PROMPT
Every entry needs to be reproduced exactly.
==== LISTED ENTRIES
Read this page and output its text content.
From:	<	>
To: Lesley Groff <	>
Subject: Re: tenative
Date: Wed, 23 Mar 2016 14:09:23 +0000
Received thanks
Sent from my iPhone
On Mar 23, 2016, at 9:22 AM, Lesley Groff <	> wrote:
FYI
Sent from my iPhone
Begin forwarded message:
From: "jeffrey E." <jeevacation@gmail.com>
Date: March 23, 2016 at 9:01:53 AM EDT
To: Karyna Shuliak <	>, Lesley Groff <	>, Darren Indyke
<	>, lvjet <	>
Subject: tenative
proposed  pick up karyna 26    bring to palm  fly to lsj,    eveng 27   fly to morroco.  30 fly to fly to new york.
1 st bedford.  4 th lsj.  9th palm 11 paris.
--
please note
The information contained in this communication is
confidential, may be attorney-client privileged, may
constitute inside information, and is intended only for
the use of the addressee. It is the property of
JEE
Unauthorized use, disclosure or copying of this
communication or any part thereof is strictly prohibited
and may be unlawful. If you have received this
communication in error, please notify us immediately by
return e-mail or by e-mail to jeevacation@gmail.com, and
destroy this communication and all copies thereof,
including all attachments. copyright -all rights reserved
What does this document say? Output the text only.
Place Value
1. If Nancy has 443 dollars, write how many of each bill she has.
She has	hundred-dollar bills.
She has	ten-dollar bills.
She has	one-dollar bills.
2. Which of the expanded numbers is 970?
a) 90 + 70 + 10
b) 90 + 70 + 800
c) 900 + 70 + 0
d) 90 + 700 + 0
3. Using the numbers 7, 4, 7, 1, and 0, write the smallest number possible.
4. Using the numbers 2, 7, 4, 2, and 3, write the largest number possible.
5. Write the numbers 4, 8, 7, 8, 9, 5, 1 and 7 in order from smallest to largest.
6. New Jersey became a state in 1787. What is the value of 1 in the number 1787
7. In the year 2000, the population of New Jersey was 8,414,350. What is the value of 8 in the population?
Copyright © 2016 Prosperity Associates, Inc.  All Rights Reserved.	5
========
RESPONSE BELOW
Read this page and output its text content.
From:	<	>
To: Lesley Groff <	>
Subject: Re: tenative
Date: Wed, 23 Mar 2016 14:09:23 +0000
Received thanks
Sent from my iPhone
On Mar 23, 2016, at 9:22 AM, Lesley Groff <	> wrote:
FYI
Sent from my iPhone
Begin forwarded message:
From: "jeffrey E." <jeevacation@gmail.com>
Date: March 23, 2016 at 9:01:53 AM EDT
To: Karyna Shuliak <	>, Lesley Groff <	>, Darren Indyke
<	>, lvjet <	>
Subject: tenative
proposed  pick up karyna 26    bring to palm  fly to lsj,    eveng 27   fly to morroco.  30 fly to fly to new york.
1 st bedford.  4 th lsj.  9th palm 11 paris.
--
please note
The information contained in this communication is
confidential, may be attorney-client privileged, may
constitute inside information, and is intended only for
the use of the addressee. It is the property of
JEE
Unauthorized use, disclosure or copying of this
communication or any part thereof is strictly prohibited
and may be unlawful. If you have received this
communication in error, please notify us immediately by
return e-mail or by e-mail to jeevacation@gmail.com, and
destroy this communication and all copies thereof,
including all attachments. copyright -all rights reserved
What does this document say? Output the text only.
Place Value
1. If Nancy has 443 dollars, write how many of each bill she has.
She has	hundred-dollar bills.
She has	ten-dollar bills.
She has	one-dollar bills.
2. Which of the expanded numbers is 970?
a) 90 + 70 + 10
b) 90 + 70 + 800
c) 900 + 70 + 0
d) 90 + 700 + 0
3. Using the numbers 7, 4, 7, 1, and 0, write the smallest number possible.
4. Using the numbers 2, 7, 4, 2, and 3, write the largest number possible.
5. Write the numbers 4, 8, 7, 8, 9, 5, 1 and 7 in order from smallest to largest.
6. New Jersey became a state in 1787. What is the value of 1 in the number 1787
7. In the year 2000, the population of New Jersey was 8,414,350. What is the value of 8 in the population?
Copyright © 2016 Prosperity Associates, Inc.  All Rights Reserved.	5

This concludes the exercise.